* [TASK TO CARRY OUT] Exactly reproduce each line of the listing that follows.

* [INPUT DATA]

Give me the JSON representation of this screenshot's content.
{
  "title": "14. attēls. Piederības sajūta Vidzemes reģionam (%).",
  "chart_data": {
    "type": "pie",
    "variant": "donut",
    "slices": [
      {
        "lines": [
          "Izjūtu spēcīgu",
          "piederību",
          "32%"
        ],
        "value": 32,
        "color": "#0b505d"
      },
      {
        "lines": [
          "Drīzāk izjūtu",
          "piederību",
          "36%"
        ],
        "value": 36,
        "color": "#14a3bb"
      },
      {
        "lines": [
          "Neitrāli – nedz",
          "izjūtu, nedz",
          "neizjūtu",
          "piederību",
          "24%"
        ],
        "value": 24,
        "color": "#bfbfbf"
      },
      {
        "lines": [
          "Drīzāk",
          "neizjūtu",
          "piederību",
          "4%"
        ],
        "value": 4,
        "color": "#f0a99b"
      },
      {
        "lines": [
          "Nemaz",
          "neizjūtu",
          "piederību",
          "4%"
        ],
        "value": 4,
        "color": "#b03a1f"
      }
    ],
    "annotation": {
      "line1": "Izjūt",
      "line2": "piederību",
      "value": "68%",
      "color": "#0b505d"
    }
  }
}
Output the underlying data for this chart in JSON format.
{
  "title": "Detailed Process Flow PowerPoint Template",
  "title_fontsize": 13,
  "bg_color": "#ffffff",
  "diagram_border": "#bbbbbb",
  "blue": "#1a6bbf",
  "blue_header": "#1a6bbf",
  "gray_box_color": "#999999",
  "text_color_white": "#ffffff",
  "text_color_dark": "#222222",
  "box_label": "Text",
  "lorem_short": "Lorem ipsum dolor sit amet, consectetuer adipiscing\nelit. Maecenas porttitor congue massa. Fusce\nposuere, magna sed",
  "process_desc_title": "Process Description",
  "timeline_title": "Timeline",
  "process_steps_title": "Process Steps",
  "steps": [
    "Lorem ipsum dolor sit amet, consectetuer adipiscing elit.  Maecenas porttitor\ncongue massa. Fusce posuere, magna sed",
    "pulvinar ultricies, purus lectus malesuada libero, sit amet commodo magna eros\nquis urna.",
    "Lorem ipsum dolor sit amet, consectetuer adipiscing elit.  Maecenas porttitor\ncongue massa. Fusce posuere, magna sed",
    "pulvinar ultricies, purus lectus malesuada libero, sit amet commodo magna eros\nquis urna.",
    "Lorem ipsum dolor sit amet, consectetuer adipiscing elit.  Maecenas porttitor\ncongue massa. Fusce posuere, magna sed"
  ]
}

* [ANSWER TO THE PROBLEM]
Give me the JSON representation of this screenshot's content.
{
  "title": "14. attēls. Piederības sajūta Vidzemes reģionam (%).",
  "chart_data": {
    "type": "pie",
    "variant": "donut",
    "slices": [
      {
        "lines": [
          "Izjūtu spēcīgu",
          "piederību",
          "32%"
        ],
        "value": 32,
        "color": "#0b505d"
      },
      {
        "lines": [
          "Drīzāk izjūtu",
          "piederību",
          "36%"
        ],
        "value": 36,
        "color": "#14a3bb"
      },
      {
        "lines": [
          "Neitrāli – nedz",
          "izjūtu, nedz",
          "neizjūtu",
          "piederību",
          "24%"
        ],
        "value": 24,
        "color": "#bfbfbf"
      },
      {
        "lines": [
          "Drīzāk",
          "neizjūtu",
          "piederību",
          "4%"
        ],
        "value": 4,
        "color": "#f0a99b"
      },
      {
        "lines": [
          "Nemaz",
          "neizjūtu",
          "piederību",
          "4%"
        ],
        "value": 4,
        "color": "#b03a1f"
      }
    ],
    "annotation": {
      "line1": "Izjūt",
      "line2": "piederību",
      "value": "68%",
      "color": "#0b505d"
    }
  }
}
Output the underlying data for this chart in JSON format.
{
  "title": "Detailed Process Flow PowerPoint Template",
  "title_fontsize": 13,
  "bg_color": "#ffffff",
  "diagram_border": "#bbbbbb",
  "blue": "#1a6bbf",
  "blue_header": "#1a6bbf",
  "gray_box_color": "#999999",
  "text_color_white": "#ffffff",
  "text_color_dark": "#222222",
  "box_label": "Text",
  "lorem_short": "Lorem ipsum dolor sit amet, consectetuer adipiscing\nelit. Maecenas porttitor congue massa. Fusce\nposuere, magna sed",
  "process_desc_title": "Process Description",
  "timeline_title": "Timeline",
  "process_steps_title": "Process Steps",
  "steps": [
    "Lorem ipsum dolor sit amet, consectetuer adipiscing elit.  Maecenas porttitor\ncongue massa. Fusce posuere, magna sed",
    "pulvinar ultricies, purus lectus malesuada libero, sit amet commodo magna eros\nquis urna.",
    "Lorem ipsum dolor sit amet, consectetuer adipiscing elit.  Maecenas porttitor\ncongue massa. Fusce posuere, magna sed",
    "pulvinar ultricies, purus lectus malesuada libero, sit amet commodo magna eros\nquis urna.",
    "Lorem ipsum dolor sit amet, consectetuer adipiscing elit.  Maecenas porttitor\ncongue massa. Fusce posuere, magna sed"
  ]
}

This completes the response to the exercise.